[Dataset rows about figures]
■ ■ ■ ■ ■ ■ ■
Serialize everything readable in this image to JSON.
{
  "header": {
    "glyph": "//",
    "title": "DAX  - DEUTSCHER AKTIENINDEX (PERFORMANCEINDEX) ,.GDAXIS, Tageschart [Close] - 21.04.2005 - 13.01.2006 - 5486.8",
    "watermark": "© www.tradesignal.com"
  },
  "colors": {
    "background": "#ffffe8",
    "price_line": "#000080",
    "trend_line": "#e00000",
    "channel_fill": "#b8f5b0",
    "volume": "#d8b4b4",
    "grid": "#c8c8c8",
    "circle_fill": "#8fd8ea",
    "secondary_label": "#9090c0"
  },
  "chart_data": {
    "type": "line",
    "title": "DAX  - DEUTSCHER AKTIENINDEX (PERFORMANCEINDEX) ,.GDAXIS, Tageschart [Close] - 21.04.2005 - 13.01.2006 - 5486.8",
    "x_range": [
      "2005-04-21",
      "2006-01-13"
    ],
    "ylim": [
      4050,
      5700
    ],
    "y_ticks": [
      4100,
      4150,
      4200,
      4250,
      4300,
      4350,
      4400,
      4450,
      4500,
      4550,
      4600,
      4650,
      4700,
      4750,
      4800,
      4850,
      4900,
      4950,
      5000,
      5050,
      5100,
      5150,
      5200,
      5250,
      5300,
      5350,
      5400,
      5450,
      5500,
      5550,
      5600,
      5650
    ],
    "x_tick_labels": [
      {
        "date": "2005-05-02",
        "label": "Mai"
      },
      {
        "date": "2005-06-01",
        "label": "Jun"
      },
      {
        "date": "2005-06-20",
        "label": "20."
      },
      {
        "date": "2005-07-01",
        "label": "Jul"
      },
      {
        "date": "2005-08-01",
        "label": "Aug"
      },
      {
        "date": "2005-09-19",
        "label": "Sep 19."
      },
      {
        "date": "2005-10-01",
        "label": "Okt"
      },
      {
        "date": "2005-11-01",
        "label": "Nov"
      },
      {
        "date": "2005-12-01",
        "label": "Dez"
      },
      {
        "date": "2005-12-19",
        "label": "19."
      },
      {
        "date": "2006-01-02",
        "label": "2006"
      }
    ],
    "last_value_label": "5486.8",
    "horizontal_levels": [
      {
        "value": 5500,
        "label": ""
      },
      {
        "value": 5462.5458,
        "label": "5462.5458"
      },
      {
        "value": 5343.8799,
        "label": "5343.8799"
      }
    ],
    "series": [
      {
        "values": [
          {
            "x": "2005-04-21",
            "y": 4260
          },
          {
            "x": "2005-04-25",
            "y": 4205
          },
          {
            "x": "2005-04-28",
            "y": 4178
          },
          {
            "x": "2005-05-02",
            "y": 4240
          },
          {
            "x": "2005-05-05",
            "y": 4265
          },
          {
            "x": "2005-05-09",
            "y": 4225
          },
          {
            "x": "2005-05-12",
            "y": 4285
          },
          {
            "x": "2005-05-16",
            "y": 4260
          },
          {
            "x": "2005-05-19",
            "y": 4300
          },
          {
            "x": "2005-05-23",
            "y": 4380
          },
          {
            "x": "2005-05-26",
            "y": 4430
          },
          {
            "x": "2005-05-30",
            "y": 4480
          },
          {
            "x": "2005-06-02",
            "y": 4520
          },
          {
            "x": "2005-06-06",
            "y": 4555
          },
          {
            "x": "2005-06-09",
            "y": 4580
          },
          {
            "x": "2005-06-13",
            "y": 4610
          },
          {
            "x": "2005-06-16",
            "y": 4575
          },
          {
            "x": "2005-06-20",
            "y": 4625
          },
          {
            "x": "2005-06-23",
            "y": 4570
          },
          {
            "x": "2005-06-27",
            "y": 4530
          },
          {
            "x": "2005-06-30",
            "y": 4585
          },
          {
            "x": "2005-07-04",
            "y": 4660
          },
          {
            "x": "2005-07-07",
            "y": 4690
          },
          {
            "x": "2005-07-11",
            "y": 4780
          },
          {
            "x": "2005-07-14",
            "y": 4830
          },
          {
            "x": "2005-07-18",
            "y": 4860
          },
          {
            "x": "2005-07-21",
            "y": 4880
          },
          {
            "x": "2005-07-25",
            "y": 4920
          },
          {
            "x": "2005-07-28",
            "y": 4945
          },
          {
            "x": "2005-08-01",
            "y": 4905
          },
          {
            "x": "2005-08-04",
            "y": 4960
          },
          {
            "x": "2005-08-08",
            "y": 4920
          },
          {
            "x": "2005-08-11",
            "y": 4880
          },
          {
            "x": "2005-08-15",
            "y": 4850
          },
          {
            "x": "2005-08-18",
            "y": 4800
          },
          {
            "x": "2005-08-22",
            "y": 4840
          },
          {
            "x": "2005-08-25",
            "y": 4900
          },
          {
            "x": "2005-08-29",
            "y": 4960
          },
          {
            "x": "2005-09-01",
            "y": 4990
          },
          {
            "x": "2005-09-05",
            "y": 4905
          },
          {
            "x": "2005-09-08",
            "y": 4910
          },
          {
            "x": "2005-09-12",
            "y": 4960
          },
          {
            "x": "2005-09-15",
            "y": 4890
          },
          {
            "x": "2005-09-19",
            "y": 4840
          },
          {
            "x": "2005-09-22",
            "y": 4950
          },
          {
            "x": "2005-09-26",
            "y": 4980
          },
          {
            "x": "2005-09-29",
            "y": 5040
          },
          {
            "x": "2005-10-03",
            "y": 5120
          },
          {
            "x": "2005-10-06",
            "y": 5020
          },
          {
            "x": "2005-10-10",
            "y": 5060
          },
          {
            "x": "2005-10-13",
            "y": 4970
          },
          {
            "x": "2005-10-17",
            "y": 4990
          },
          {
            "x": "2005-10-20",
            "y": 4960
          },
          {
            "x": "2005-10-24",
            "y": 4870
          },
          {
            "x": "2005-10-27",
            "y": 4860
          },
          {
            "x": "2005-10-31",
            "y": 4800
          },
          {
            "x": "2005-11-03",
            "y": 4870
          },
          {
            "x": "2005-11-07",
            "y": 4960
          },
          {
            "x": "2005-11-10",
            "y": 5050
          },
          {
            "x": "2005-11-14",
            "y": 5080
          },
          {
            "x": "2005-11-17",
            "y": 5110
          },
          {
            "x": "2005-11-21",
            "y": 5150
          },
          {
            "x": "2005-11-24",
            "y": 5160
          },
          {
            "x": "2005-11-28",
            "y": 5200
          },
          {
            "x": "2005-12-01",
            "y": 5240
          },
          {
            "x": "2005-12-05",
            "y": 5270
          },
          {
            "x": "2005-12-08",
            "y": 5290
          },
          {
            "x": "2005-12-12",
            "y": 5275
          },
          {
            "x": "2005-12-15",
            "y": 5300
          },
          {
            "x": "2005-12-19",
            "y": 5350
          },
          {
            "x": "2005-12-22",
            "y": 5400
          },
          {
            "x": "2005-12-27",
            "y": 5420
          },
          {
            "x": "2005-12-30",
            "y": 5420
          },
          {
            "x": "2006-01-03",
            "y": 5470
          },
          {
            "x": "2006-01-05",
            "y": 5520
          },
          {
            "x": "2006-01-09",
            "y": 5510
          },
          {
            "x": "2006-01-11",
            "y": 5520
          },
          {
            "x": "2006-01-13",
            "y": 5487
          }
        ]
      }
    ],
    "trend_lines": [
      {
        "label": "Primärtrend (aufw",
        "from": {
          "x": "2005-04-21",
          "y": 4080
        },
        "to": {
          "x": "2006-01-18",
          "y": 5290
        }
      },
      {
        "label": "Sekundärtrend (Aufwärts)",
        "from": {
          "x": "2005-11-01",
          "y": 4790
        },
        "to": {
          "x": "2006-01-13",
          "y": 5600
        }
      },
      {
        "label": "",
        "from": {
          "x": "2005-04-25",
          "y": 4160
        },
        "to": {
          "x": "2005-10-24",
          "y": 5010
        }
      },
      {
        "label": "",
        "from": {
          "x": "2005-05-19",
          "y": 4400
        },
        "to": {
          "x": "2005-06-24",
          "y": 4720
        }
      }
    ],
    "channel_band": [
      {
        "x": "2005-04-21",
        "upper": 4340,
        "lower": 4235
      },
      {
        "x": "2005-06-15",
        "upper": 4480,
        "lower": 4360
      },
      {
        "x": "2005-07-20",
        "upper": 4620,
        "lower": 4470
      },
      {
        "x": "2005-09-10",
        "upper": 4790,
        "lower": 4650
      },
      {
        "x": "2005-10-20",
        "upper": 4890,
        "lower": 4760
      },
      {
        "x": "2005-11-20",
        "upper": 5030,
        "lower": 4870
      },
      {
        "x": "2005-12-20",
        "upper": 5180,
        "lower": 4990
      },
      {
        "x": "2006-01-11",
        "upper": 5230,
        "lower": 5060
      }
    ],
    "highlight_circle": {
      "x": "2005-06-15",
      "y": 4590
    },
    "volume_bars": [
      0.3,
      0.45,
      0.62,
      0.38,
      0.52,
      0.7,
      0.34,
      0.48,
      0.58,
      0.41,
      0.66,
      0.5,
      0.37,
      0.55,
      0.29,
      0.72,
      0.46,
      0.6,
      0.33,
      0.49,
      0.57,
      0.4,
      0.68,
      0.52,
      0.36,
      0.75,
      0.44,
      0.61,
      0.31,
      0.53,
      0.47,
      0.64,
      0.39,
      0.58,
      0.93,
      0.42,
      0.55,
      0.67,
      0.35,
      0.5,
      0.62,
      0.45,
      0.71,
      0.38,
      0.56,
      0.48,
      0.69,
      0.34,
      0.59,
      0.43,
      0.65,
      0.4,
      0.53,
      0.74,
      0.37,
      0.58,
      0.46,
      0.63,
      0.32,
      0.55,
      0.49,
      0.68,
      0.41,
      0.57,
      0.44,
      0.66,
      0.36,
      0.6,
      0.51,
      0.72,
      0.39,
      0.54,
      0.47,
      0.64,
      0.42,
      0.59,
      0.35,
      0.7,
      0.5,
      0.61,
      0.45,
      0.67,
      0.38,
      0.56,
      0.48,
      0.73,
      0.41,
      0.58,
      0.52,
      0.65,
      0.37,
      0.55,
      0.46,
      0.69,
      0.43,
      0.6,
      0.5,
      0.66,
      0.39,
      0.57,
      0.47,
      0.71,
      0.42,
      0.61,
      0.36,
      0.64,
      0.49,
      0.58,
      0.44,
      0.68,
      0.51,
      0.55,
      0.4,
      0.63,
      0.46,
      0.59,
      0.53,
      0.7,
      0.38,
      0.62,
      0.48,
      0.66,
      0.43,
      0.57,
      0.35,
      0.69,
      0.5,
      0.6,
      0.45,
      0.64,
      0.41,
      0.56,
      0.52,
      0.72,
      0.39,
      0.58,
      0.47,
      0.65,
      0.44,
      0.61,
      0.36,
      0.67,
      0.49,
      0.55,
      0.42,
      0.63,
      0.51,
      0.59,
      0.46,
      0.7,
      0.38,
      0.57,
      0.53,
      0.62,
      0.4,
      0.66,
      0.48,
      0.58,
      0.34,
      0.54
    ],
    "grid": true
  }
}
■ ■ ■ ■ ■ ■ ■
### Work to complete
Return all the lines that contain the string "lower".

### Task result
        "lower": 4235
        "lower": 4360
        "lower": 4470
        "lower": 4650
        "lower": 4760
        "lower": 4870
        "lower": 4990
        "lower": 5060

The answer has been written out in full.